++++ Listed entries

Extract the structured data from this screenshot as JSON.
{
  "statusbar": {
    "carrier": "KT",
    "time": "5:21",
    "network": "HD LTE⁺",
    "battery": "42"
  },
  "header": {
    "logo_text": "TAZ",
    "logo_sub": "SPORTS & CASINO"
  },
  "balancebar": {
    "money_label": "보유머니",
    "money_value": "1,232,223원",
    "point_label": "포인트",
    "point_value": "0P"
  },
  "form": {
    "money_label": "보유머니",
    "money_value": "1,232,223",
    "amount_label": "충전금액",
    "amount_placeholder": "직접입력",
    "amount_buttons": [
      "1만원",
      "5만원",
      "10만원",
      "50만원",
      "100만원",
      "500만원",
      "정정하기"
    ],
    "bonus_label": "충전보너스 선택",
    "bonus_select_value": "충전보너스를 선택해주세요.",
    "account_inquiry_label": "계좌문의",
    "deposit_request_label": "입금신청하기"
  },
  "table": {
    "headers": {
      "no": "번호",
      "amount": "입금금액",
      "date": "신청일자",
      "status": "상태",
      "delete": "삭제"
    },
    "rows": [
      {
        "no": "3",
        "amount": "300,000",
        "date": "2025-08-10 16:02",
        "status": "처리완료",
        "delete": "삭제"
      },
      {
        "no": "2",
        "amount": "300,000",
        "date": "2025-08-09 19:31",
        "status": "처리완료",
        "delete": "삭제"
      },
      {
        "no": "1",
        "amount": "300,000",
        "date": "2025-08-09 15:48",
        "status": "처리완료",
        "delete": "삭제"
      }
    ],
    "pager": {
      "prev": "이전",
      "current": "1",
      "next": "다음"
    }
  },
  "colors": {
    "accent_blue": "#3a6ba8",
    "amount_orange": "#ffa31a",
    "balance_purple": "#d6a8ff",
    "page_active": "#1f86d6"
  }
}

++++++++

*Goal:* Please reproduce every line of the material word for word.

*Full output:*
Extract the structured data from this screenshot as JSON.
{
  "statusbar": {
    "carrier": "KT",
    "time": "5:21",
    "network": "HD LTE⁺",
    "battery": "42"
  },
  "header": {
    "logo_text": "TAZ",
    "logo_sub": "SPORTS & CASINO"
  },
  "balancebar": {
    "money_label": "보유머니",
    "money_value": "1,232,223원",
    "point_label": "포인트",
    "point_value": "0P"
  },
  "form": {
    "money_label": "보유머니",
    "money_value": "1,232,223",
    "amount_label": "충전금액",
    "amount_placeholder": "직접입력",
    "amount_buttons": [
      "1만원",
      "5만원",
      "10만원",
      "50만원",
      "100만원",
      "500만원",
      "정정하기"
    ],
    "bonus_label": "충전보너스 선택",
    "bonus_select_value": "충전보너스를 선택해주세요.",
    "account_inquiry_label": "계좌문의",
    "deposit_request_label": "입금신청하기"
  },
  "table": {
    "headers": {
      "no": "번호",
      "amount": "입금금액",
      "date": "신청일자",
      "status": "상태",
      "delete": "삭제"
    },
    "rows": [
      {
        "no": "3",
        "amount": "300,000",
        "date": "2025-08-10 16:02",
        "status": "처리완료",
        "delete": "삭제"
      },
      {
        "no": "2",
        "amount": "300,000",
        "date": "2025-08-09 19:31",
        "status": "처리완료",
        "delete": "삭제"
      },
      {
        "no": "1",
        "amount": "300,000",
        "date": "2025-08-09 15:48",
        "status": "처리완료",
        "delete": "삭제"
      }
    ],
    "pager": {
      "prev": "이전",
      "current": "1",
      "next": "다음"
    }
  },
  "colors": {
    "accent_blue": "#3a6ba8",
    "amount_orange": "#ffa31a",
    "balance_purple": "#d6a8ff",
    "page_active": "#1f86d6"
  }
}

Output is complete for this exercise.